PROVIDED TEXT
Start of Block

Wolfgang Axel Tomé is a physicist working in Medicine as a researcher; inventor; and educator. He is noted for his contributions to the use of photogrammetry in high precision radiation therapy; his work on risk adaptive radiation therapy which is based on the risk level for recurrence in tumor sub-volumes using biological objective functions; and the development of hippocampal avoidant cranial radiation therapy techniques to alleviate hippocampal-dependent neurocognitive impairment following cranial irradiation.

He is the author of Path Integrals on Group manifolds and the co-author of Dose painting IMRT using Biological Parameters. Together with Anatoly Pinchuk and Jamey Weichert, he is the inventor of long-lived tumor specific Gadolinium based agents for imaging and therapy.  He  has more than 250 published articles in various areas of medical and mathematical physics (cf. PubMed,MATHSCINET), and 7 patents to his credit. In addition, he has been actively involved in a number of AAPM task groups and the AAPM Working group on Biological Effects of Hypofractionated Radiotherapy/SBRT.

End of Block

Document understanding data
Start of Block

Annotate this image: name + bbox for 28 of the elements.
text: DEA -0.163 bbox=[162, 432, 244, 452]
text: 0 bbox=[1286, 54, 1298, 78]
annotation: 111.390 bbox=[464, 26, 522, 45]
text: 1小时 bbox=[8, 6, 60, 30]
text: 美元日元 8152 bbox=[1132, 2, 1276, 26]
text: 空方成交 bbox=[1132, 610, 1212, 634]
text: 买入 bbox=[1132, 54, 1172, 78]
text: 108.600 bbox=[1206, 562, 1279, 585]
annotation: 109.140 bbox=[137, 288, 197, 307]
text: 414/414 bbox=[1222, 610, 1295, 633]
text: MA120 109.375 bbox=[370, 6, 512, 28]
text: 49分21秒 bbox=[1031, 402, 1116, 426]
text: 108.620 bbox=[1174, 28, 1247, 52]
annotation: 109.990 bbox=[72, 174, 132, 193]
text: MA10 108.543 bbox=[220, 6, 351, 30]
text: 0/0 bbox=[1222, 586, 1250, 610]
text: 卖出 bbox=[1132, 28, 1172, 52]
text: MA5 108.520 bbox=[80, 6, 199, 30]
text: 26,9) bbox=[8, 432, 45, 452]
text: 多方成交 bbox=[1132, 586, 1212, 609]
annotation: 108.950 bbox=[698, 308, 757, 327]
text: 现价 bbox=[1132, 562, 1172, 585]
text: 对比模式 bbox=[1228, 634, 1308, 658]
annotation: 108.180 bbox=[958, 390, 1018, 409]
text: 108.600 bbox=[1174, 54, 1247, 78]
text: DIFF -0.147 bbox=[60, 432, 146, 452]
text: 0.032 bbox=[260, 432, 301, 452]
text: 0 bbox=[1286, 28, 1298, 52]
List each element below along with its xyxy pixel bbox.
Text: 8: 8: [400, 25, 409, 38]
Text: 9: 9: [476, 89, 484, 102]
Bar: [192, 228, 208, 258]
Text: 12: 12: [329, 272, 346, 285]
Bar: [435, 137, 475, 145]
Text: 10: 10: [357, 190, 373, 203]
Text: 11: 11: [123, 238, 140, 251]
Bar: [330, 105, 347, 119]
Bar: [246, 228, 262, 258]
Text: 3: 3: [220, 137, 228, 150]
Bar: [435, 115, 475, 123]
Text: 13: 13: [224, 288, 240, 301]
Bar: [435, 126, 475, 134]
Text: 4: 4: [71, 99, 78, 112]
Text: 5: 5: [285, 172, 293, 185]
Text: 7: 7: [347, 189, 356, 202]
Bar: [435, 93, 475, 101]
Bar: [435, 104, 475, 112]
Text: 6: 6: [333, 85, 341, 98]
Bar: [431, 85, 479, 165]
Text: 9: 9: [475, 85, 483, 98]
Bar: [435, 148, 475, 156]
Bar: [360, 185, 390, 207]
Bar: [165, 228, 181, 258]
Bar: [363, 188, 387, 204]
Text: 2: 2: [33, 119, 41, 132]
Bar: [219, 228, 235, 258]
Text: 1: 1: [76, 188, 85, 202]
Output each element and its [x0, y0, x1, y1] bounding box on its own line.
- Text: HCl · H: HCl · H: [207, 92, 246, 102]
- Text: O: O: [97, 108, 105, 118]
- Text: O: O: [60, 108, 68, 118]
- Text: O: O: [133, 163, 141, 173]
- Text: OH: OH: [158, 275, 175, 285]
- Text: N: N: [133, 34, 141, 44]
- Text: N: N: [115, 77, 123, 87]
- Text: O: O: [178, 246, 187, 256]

End of Block

DIRECTIONS
1) According to the Tomé biography, how many patents does Wolfgang Axel Tomé have to his credit?
2) Retype the part of the Tomé biography from "He is the author" up to and including "of Hypofractionated Radiotherapy/SBRT.", with no changes.

PER-TASK ANSWERS
1) Seven patents.

2)
He is the author of Path Integrals on Group manifolds and the co-author of Dose painting IMRT using Biological Parameters. Together with Anatoly Pinchuk and Jamey Weichert, he is the inventor of long-lived tumor specific Gadolinium based agents for imaging and therapy.  He  has more than 250 published articles in various areas of medical and mathematical physics (cf. PubMed,MATHSCINET), and 7 patents to his credit. In addition, he has been actively involved in a number of AAPM task groups and the AAPM Working group on Biological Effects of Hypofractionated Radiotherapy/SBRT.